**Aim**
Print the records again, character for character.

**Given data**
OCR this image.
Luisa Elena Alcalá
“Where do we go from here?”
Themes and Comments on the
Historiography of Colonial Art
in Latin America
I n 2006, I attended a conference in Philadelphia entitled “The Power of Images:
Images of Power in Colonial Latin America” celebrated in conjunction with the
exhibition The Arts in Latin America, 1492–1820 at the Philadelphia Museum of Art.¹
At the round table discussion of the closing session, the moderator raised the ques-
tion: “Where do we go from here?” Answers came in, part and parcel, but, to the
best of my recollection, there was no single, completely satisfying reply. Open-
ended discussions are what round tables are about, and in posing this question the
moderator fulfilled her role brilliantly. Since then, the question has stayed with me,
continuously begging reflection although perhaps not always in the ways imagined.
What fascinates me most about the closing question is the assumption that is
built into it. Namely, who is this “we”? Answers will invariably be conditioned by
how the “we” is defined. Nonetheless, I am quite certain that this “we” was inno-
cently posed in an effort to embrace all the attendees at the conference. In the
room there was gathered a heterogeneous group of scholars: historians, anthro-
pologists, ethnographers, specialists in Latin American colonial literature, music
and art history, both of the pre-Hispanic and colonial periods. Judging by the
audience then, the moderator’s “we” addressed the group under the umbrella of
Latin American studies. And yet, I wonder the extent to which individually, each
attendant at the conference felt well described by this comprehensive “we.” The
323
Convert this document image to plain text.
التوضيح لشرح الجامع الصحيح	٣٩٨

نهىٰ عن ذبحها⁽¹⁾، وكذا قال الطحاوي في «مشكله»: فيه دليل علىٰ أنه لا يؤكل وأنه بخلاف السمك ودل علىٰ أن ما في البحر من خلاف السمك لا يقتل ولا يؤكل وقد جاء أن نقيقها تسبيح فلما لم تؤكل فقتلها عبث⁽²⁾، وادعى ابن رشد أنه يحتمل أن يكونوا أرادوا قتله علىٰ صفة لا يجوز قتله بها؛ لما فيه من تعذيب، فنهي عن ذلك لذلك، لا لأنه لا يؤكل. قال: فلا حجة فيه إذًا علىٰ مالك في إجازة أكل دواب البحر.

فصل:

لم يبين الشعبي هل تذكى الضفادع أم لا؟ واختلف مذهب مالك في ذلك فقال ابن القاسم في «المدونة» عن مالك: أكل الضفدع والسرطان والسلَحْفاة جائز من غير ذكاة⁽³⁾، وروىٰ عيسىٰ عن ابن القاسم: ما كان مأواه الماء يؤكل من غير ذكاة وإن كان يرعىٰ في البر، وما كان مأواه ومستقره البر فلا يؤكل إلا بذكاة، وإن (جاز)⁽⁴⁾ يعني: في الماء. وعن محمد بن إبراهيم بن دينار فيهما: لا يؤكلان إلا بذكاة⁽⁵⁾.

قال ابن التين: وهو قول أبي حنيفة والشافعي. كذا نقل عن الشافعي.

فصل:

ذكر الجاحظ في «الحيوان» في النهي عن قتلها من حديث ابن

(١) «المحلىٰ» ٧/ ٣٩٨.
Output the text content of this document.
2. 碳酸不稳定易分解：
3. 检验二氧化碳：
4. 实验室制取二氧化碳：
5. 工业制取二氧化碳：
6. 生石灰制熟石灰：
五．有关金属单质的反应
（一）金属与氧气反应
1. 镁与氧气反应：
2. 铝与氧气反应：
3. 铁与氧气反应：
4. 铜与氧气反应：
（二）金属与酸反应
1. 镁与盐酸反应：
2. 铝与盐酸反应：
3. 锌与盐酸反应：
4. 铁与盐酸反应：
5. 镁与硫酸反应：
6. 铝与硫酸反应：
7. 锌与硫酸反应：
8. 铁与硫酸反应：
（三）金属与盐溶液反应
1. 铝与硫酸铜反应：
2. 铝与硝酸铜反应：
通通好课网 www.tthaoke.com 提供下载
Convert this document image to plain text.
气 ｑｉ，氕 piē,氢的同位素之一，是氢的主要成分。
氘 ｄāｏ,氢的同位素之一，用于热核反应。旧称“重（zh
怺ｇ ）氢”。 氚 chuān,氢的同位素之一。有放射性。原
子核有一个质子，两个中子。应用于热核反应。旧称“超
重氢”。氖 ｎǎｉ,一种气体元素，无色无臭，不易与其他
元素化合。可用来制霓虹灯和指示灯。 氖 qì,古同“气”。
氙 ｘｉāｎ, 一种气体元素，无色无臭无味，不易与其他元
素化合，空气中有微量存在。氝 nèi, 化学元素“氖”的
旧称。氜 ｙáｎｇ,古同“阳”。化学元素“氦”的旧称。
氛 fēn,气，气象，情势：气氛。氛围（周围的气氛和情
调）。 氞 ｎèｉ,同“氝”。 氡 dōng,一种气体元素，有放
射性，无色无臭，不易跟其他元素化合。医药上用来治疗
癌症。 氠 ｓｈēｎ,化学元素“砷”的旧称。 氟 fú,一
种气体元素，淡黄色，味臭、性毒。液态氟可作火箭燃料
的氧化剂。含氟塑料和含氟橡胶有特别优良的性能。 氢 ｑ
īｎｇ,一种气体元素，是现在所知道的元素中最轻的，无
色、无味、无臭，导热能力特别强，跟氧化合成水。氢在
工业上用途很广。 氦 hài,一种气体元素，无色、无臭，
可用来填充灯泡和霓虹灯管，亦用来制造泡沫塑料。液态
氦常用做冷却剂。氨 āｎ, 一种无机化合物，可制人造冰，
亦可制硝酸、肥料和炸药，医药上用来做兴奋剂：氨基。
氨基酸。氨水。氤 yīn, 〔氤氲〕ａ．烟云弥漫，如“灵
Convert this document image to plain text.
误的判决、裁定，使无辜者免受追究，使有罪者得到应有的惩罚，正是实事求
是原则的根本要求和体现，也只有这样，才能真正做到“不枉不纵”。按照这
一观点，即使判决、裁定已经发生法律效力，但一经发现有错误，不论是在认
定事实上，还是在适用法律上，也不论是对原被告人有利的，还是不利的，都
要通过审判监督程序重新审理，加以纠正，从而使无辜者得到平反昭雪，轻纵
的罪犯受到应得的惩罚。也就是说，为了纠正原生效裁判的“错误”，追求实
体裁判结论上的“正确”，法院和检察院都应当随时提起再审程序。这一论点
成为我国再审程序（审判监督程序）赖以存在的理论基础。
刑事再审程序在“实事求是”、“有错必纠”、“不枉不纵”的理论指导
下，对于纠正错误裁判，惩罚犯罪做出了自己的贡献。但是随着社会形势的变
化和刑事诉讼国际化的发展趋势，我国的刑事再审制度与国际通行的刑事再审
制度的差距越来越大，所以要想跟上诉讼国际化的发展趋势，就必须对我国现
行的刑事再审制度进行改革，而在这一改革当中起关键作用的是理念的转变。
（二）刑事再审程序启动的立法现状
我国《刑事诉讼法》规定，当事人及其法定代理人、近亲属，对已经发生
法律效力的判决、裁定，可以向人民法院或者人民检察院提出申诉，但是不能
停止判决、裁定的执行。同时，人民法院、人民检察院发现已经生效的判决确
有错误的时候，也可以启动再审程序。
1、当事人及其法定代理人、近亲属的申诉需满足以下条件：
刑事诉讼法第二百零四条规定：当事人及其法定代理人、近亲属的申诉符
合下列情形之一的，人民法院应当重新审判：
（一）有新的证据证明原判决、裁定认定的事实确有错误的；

**Task solution**
OCR this image.
Luisa Elena Alcalá
“Where do we go from here?”
Themes and Comments on the
Historiography of Colonial Art
in Latin America
I n 2006, I attended a conference in Philadelphia entitled “The Power of Images:
Images of Power in Colonial Latin America” celebrated in conjunction with the
exhibition The Arts in Latin America, 1492–1820 at the Philadelphia Museum of Art.¹
At the round table discussion of the closing session, the moderator raised the ques-
tion: “Where do we go from here?” Answers came in, part and parcel, but, to the
best of my recollection, there was no single, completely satisfying reply. Open-
ended discussions are what round tables are about, and in posing this question the
moderator fulfilled her role brilliantly. Since then, the question has stayed with me,
continuously begging reflection although perhaps not always in the ways imagined.
What fascinates me most about the closing question is the assumption that is
built into it. Namely, who is this “we”? Answers will invariably be conditioned by
how the “we” is defined. Nonetheless, I am quite certain that this “we” was inno-
cently posed in an effort to embrace all the attendees at the conference. In the
room there was gathered a heterogeneous group of scholars: historians, anthro-
pologists, ethnographers, specialists in Latin American colonial literature, music
and art history, both of the pre-Hispanic and colonial periods. Judging by the
audience then, the moderator’s “we” addressed the group under the umbrella of
Latin American studies. And yet, I wonder the extent to which individually, each
attendant at the conference felt well described by this comprehensive “we.” The
323
Convert this document image to plain text.
التوضيح لشرح الجامع الصحيح	٣٩٨

نهىٰ عن ذبحها⁽¹⁾، وكذا قال الطحاوي في «مشكله»: فيه دليل علىٰ أنه لا يؤكل وأنه بخلاف السمك ودل علىٰ أن ما في البحر من خلاف السمك لا يقتل ولا يؤكل وقد جاء أن نقيقها تسبيح فلما لم تؤكل فقتلها عبث⁽²⁾، وادعى ابن رشد أنه يحتمل أن يكونوا أرادوا قتله علىٰ صفة لا يجوز قتله بها؛ لما فيه من تعذيب، فنهي عن ذلك لذلك، لا لأنه لا يؤكل. قال: فلا حجة فيه إذًا علىٰ مالك في إجازة أكل دواب البحر.

فصل:

لم يبين الشعبي هل تذكى الضفادع أم لا؟ واختلف مذهب مالك في ذلك فقال ابن القاسم في «المدونة» عن مالك: أكل الضفدع والسرطان والسلَحْفاة جائز من غير ذكاة⁽³⁾، وروىٰ عيسىٰ عن ابن القاسم: ما كان مأواه الماء يؤكل من غير ذكاة وإن كان يرعىٰ في البر، وما كان مأواه ومستقره البر فلا يؤكل إلا بذكاة، وإن (جاز)⁽⁴⁾ يعني: في الماء. وعن محمد بن إبراهيم بن دينار فيهما: لا يؤكلان إلا بذكاة⁽⁵⁾.

قال ابن التين: وهو قول أبي حنيفة والشافعي. كذا نقل عن الشافعي.

فصل:

ذكر الجاحظ في «الحيوان» في النهي عن قتلها من حديث ابن

(١) «المحلىٰ» ٧/ ٣٩٨.
Output the text content of this document.
2. 碳酸不稳定易分解：
3. 检验二氧化碳：
4. 实验室制取二氧化碳：
5. 工业制取二氧化碳：
6. 生石灰制熟石灰：
五．有关金属单质的反应
（一）金属与氧气反应
1. 镁与氧气反应：
2. 铝与氧气反应：
3. 铁与氧气反应：
4. 铜与氧气反应：
（二）金属与酸反应
1. 镁与盐酸反应：
2. 铝与盐酸反应：
3. 锌与盐酸反应：
4. 铁与盐酸反应：
5. 镁与硫酸反应：
6. 铝与硫酸反应：
7. 锌与硫酸反应：
8. 铁与硫酸反应：
（三）金属与盐溶液反应
1. 铝与硫酸铜反应：
2. 铝与硝酸铜反应：
通通好课网 www.tthaoke.com 提供下载
Convert this document image to plain text.
气 ｑｉ，氕 piē,氢的同位素之一，是氢的主要成分。
氘 ｄāｏ,氢的同位素之一，用于热核反应。旧称“重（zh
怺ｇ ）氢”。 氚 chuān,氢的同位素之一。有放射性。原
子核有一个质子，两个中子。应用于热核反应。旧称“超
重氢”。氖 ｎǎｉ,一种气体元素，无色无臭，不易与其他
元素化合。可用来制霓虹灯和指示灯。 氖 qì,古同“气”。
氙 ｘｉāｎ, 一种气体元素，无色无臭无味，不易与其他元
素化合，空气中有微量存在。氝 nèi, 化学元素“氖”的
旧称。氜 ｙáｎｇ,古同“阳”。化学元素“氦”的旧称。
氛 fēn,气，气象，情势：气氛。氛围（周围的气氛和情
调）。 氞 ｎèｉ,同“氝”。 氡 dōng,一种气体元素，有放
射性，无色无臭，不易跟其他元素化合。医药上用来治疗
癌症。 氠 ｓｈēｎ,化学元素“砷”的旧称。 氟 fú,一
种气体元素，淡黄色，味臭、性毒。液态氟可作火箭燃料
的氧化剂。含氟塑料和含氟橡胶有特别优良的性能。 氢 ｑ
īｎｇ,一种气体元素，是现在所知道的元素中最轻的，无
色、无味、无臭，导热能力特别强，跟氧化合成水。氢在
工业上用途很广。 氦 hài,一种气体元素，无色、无臭，
可用来填充灯泡和霓虹灯管，亦用来制造泡沫塑料。液态
氦常用做冷却剂。氨 āｎ, 一种无机化合物，可制人造冰，
亦可制硝酸、肥料和炸药，医药上用来做兴奋剂：氨基。
氨基酸。氨水。氤 yīn, 〔氤氲〕ａ．烟云弥漫，如“灵
Convert this document image to plain text.
误的判决、裁定，使无辜者免受追究，使有罪者得到应有的惩罚，正是实事求
是原则的根本要求和体现，也只有这样，才能真正做到“不枉不纵”。按照这
一观点，即使判决、裁定已经发生法律效力，但一经发现有错误，不论是在认
定事实上，还是在适用法律上，也不论是对原被告人有利的，还是不利的，都
要通过审判监督程序重新审理，加以纠正，从而使无辜者得到平反昭雪，轻纵
的罪犯受到应得的惩罚。也就是说，为了纠正原生效裁判的“错误”，追求实
体裁判结论上的“正确”，法院和检察院都应当随时提起再审程序。这一论点
成为我国再审程序（审判监督程序）赖以存在的理论基础。
刑事再审程序在“实事求是”、“有错必纠”、“不枉不纵”的理论指导
下，对于纠正错误裁判，惩罚犯罪做出了自己的贡献。但是随着社会形势的变
化和刑事诉讼国际化的发展趋势，我国的刑事再审制度与国际通行的刑事再审
制度的差距越来越大，所以要想跟上诉讼国际化的发展趋势，就必须对我国现
行的刑事再审制度进行改革，而在这一改革当中起关键作用的是理念的转变。
（二）刑事再审程序启动的立法现状
我国《刑事诉讼法》规定，当事人及其法定代理人、近亲属，对已经发生
法律效力的判决、裁定，可以向人民法院或者人民检察院提出申诉，但是不能
停止判决、裁定的执行。同时，人民法院、人民检察院发现已经生效的判决确
有错误的时候，也可以启动再审程序。
1、当事人及其法定代理人、近亲属的申诉需满足以下条件：
刑事诉讼法第二百零四条规定：当事人及其法定代理人、近亲属的申诉符
合下列情形之一的，人民法院应当重新审判：
（一）有新的证据证明原判决、裁定认定的事实确有错误的；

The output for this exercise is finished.